Goal of the exercise →
Output a single figure: the number of lines in which the word "People" appears.

[Structured figure records]

□ □ □

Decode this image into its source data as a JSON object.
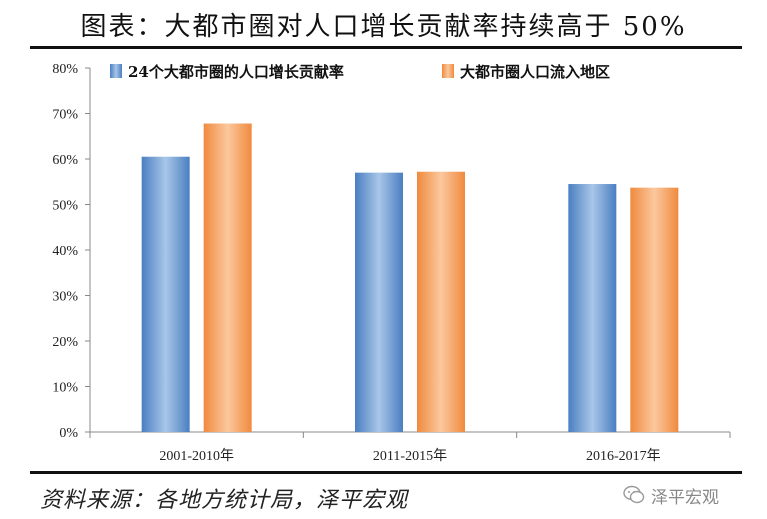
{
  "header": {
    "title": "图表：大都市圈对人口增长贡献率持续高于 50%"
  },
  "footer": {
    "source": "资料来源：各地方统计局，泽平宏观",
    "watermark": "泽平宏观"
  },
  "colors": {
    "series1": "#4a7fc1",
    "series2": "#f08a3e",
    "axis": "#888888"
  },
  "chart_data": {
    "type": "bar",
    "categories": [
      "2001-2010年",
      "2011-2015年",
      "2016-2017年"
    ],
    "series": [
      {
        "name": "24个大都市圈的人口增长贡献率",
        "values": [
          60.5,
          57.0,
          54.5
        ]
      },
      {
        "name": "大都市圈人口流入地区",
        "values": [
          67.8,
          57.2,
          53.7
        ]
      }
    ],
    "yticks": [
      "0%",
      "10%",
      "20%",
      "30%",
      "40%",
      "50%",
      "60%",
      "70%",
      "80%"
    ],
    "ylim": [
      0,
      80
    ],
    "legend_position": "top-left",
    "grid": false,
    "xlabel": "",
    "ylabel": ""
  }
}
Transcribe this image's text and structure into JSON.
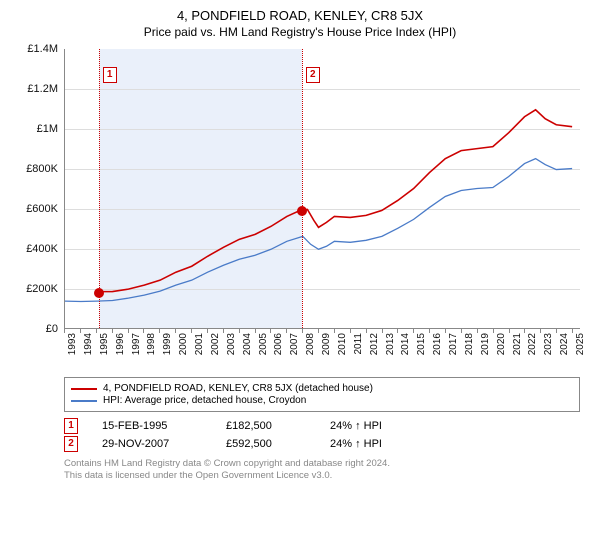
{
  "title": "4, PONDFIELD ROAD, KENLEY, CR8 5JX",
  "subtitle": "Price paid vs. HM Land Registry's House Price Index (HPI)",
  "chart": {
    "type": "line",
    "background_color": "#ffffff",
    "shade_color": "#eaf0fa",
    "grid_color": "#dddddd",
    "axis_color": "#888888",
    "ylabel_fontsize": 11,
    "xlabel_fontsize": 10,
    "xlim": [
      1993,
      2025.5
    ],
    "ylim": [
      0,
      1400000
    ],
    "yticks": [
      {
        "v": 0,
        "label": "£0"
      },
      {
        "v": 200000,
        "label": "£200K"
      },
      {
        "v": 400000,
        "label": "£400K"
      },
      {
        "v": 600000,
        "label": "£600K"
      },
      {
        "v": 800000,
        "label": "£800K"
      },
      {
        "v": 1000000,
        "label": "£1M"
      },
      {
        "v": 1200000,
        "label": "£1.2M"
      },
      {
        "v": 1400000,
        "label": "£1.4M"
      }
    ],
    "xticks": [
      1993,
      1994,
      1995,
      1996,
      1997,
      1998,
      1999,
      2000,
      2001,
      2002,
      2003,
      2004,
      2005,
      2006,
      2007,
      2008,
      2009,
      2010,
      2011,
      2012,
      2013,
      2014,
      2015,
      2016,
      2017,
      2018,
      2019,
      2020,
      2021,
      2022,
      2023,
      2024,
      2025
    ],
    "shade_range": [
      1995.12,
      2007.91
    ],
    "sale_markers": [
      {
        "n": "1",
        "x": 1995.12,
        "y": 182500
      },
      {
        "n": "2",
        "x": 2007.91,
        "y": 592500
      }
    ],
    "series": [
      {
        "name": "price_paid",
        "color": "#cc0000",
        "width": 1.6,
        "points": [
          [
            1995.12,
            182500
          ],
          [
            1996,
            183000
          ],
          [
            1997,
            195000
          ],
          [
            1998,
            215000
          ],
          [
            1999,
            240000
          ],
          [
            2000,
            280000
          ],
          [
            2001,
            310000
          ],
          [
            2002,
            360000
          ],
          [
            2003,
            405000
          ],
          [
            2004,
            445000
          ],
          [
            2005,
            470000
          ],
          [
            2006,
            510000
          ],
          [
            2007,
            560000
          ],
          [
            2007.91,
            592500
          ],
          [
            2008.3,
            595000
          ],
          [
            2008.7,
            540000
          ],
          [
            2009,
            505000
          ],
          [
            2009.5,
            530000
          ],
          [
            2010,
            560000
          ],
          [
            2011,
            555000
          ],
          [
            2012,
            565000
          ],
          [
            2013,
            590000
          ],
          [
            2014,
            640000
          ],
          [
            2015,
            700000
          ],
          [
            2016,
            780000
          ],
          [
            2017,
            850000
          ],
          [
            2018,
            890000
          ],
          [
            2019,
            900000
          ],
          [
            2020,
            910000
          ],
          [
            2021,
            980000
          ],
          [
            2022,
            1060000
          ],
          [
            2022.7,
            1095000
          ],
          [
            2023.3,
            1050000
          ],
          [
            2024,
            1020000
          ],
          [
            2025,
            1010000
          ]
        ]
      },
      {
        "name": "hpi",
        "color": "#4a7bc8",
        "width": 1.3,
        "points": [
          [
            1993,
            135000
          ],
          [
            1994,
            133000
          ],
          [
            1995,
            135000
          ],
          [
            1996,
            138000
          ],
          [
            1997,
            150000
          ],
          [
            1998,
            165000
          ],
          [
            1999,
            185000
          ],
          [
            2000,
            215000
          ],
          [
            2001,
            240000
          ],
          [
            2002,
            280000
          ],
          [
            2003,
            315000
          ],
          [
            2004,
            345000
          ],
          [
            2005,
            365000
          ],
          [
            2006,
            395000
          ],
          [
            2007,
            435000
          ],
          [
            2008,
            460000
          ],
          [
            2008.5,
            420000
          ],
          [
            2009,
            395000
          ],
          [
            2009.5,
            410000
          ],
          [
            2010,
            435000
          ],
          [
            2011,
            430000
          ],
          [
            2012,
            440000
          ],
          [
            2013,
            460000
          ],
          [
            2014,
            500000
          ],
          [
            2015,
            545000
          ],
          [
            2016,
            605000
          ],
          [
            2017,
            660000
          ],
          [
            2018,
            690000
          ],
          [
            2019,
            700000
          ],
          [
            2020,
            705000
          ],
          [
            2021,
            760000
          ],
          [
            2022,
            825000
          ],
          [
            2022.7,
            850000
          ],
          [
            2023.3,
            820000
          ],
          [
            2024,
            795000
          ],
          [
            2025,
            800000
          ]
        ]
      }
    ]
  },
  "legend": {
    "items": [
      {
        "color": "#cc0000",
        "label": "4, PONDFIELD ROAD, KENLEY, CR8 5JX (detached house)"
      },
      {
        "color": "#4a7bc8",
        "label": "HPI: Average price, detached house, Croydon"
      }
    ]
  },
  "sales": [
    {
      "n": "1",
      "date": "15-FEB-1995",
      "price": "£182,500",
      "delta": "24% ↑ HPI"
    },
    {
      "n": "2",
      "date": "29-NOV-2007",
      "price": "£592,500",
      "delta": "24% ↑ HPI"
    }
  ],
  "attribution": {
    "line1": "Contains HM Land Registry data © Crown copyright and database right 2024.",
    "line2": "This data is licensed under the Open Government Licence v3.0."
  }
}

□ □ □

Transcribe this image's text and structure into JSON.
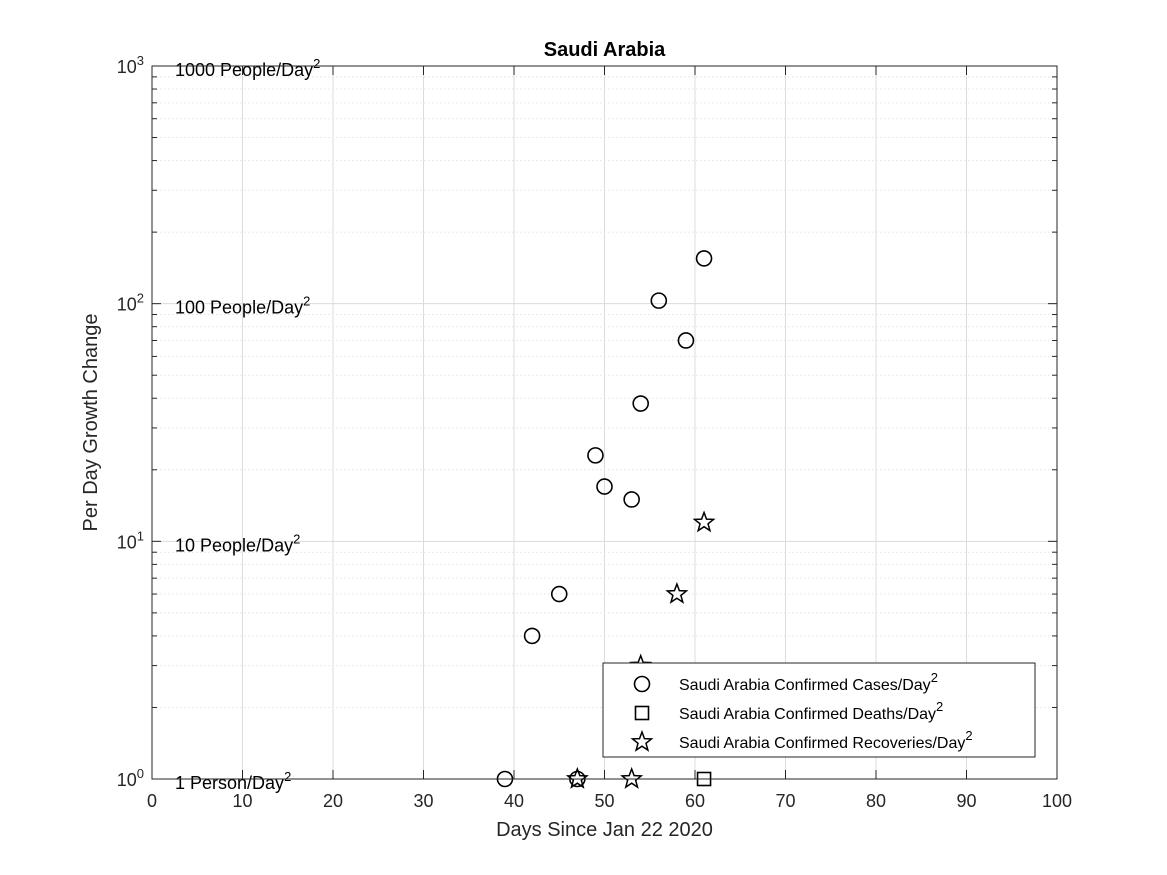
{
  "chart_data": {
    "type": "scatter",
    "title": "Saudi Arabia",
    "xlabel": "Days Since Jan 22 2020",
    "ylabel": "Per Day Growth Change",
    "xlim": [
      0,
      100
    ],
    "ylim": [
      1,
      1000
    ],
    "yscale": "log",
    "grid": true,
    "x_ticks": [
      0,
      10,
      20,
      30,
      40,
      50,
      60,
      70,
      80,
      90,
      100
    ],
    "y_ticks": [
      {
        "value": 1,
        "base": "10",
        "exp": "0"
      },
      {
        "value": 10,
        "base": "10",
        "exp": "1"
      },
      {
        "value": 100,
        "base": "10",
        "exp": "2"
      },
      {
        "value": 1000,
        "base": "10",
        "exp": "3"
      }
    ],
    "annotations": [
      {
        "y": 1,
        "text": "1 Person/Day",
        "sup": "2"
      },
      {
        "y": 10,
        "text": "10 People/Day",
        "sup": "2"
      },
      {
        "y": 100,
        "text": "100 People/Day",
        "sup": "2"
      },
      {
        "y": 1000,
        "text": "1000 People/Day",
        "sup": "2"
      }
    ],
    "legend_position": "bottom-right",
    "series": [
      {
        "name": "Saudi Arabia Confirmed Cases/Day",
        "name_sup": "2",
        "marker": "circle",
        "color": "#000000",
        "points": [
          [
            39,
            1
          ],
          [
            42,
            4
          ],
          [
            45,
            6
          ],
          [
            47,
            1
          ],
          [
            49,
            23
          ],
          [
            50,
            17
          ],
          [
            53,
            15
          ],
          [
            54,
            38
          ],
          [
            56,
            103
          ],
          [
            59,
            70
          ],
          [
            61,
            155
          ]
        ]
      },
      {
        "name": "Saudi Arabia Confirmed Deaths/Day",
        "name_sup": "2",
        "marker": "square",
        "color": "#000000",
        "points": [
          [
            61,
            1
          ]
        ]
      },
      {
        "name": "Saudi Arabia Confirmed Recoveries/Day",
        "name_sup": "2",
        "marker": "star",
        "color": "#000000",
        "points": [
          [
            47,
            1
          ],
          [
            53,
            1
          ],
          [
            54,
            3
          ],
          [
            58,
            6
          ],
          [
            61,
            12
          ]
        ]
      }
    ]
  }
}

□ □ □

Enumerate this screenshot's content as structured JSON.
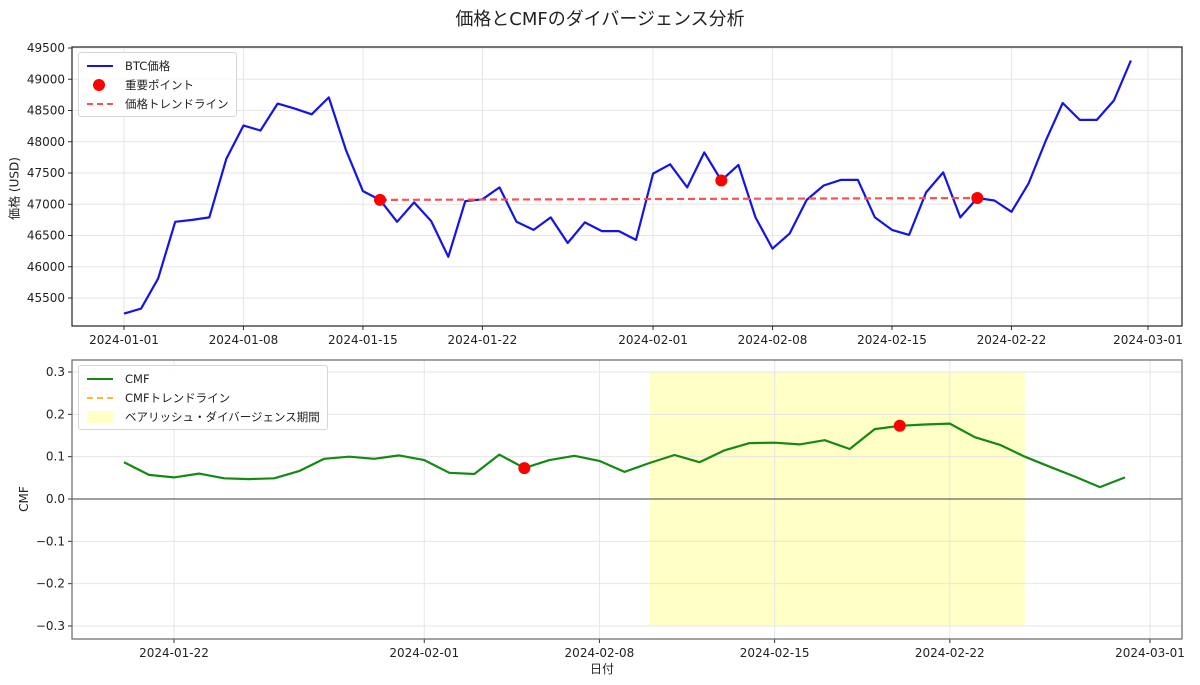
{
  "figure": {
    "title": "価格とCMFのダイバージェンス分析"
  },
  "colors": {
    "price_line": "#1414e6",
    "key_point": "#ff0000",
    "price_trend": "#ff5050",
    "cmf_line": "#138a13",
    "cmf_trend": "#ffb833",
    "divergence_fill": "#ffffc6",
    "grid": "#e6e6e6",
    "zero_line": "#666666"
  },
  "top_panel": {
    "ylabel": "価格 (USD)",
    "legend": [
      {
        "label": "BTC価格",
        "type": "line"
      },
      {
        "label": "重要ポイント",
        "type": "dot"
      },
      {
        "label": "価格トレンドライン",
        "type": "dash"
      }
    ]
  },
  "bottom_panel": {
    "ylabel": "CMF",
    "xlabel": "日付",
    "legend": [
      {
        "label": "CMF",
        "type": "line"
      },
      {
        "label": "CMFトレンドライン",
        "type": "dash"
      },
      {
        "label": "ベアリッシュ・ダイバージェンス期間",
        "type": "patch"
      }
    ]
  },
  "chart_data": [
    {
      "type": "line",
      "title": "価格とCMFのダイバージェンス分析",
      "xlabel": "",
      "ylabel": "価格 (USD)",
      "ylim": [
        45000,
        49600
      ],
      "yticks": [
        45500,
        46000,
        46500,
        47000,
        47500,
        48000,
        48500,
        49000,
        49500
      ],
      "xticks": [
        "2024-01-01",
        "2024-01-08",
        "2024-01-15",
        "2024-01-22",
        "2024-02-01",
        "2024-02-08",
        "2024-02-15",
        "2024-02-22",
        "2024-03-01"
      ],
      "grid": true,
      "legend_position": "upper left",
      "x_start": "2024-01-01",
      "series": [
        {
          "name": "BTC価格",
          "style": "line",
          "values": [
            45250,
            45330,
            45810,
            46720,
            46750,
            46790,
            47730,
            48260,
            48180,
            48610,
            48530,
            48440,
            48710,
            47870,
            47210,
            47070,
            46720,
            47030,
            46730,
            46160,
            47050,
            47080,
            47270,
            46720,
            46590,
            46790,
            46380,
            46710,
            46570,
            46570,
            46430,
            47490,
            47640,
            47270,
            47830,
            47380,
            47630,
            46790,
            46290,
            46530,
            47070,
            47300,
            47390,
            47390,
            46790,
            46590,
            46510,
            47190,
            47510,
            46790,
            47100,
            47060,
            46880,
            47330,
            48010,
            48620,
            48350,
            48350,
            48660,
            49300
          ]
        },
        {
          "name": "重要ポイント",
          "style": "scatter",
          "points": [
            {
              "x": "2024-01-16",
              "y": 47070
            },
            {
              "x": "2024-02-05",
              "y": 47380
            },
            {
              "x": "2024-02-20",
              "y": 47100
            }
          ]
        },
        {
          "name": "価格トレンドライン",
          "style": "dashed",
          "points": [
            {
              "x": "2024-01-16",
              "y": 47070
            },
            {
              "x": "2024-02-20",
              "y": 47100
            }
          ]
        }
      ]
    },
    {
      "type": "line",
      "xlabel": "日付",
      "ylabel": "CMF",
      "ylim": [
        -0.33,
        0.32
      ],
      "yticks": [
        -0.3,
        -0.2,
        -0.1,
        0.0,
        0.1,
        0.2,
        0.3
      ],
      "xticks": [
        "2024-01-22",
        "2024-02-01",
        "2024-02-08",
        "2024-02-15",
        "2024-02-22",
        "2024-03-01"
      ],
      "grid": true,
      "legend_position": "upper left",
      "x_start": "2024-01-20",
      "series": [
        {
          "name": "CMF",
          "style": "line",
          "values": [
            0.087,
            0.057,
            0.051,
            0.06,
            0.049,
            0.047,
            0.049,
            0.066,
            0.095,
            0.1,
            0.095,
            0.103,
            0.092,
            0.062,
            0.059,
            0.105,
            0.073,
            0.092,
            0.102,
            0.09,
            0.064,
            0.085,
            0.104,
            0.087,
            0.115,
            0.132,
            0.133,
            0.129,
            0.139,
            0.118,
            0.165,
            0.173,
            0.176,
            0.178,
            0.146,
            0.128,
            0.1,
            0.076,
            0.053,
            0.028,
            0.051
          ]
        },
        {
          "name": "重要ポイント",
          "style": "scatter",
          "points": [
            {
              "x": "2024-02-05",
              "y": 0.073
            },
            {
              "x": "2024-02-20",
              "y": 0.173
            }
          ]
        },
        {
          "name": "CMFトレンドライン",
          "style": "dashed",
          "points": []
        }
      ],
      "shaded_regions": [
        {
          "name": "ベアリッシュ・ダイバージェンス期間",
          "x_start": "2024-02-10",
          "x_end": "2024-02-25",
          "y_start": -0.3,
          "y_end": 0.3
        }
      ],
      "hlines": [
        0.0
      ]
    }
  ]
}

□ □ □

The output →
3